Required task: Below is a listing to write out in full, exactly as given, without its pictures.

Exercise inputs:
((

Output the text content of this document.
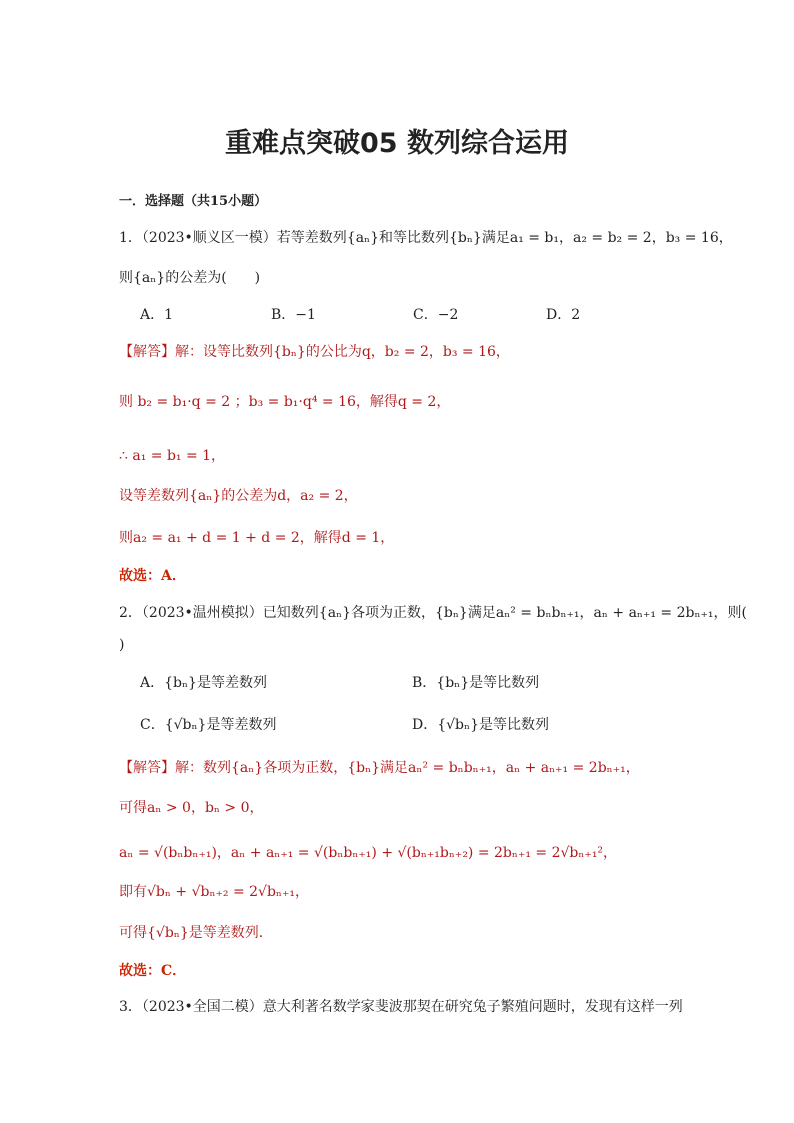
重难点突破05 数列综合运用
一．选择题（共15小题）
1．（2023•顺义区一模）若等差数列{aₙ}和等比数列{bₙ}满足a₁ = b₁，a₂ = b₂ = 2，b₃ = 16，
则{aₙ}的公差为(　　)
A．1	B．−1	C．−2	D．2
【解答】解：设等比数列{bₙ}的公比为q，b₂ = 2，b₃ = 16，
则 b₂ = b₁·q = 2 ；b₃ = b₁·q⁴ = 16，解得q = 2，
∴ a₁ = b₁ = 1，
设等差数列{aₙ}的公差为d，a₂ = 2，
则a₂ = a₁ + d = 1 + d = 2，解得d = 1，
故选：A．
2．（2023•温州模拟）已知数列{aₙ}各项为正数，{bₙ}满足aₙ² = bₙbₙ₊₁，aₙ + aₙ₊₁ = 2bₙ₊₁，则(
)
A．{bₙ}是等差数列	B．{bₙ}是等比数列
C．{√bₙ}是等差数列	D．{√bₙ}是等比数列
【解答】解：数列{aₙ}各项为正数，{bₙ}满足aₙ² = bₙbₙ₊₁，aₙ + aₙ₊₁ = 2bₙ₊₁，
可得aₙ > 0，bₙ > 0，
aₙ = √(bₙbₙ₊₁)，aₙ + aₙ₊₁ = √(bₙbₙ₊₁) + √(bₙ₊₁bₙ₊₂) = 2bₙ₊₁ = 2√bₙ₊₁²，
即有√bₙ + √bₙ₊₂ = 2√bₙ₊₁，
可得{√bₙ}是等差数列．
故选：C．
3．（2023•全国二模）意大利著名数学家斐波那契在研究兔子繁殖问题时，发现有这样一列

))

Task response:
Output the text content of this document.
重难点突破05 数列综合运用
一．选择题（共15小题）
1．（2023•顺义区一模）若等差数列{aₙ}和等比数列{bₙ}满足a₁ = b₁，a₂ = b₂ = 2，b₃ = 16，
则{aₙ}的公差为(　　)
A．1	B．−1	C．−2	D．2
【解答】解：设等比数列{bₙ}的公比为q，b₂ = 2，b₃ = 16，
则 b₂ = b₁·q = 2 ；b₃ = b₁·q⁴ = 16，解得q = 2，
∴ a₁ = b₁ = 1，
设等差数列{aₙ}的公差为d，a₂ = 2，
则a₂ = a₁ + d = 1 + d = 2，解得d = 1，
故选：A．
2．（2023•温州模拟）已知数列{aₙ}各项为正数，{bₙ}满足aₙ² = bₙbₙ₊₁，aₙ + aₙ₊₁ = 2bₙ₊₁，则(
)
A．{bₙ}是等差数列	B．{bₙ}是等比数列
C．{√bₙ}是等差数列	D．{√bₙ}是等比数列
【解答】解：数列{aₙ}各项为正数，{bₙ}满足aₙ² = bₙbₙ₊₁，aₙ + aₙ₊₁ = 2bₙ₊₁，
可得aₙ > 0，bₙ > 0，
aₙ = √(bₙbₙ₊₁)，aₙ + aₙ₊₁ = √(bₙbₙ₊₁) + √(bₙ₊₁bₙ₊₂) = 2bₙ₊₁ = 2√bₙ₊₁²，
即有√bₙ + √bₙ₊₂ = 2√bₙ₊₁，
可得{√bₙ}是等差数列．
故选：C．
3．（2023•全国二模）意大利著名数学家斐波那契在研究兔子繁殖问题时，发现有这样一列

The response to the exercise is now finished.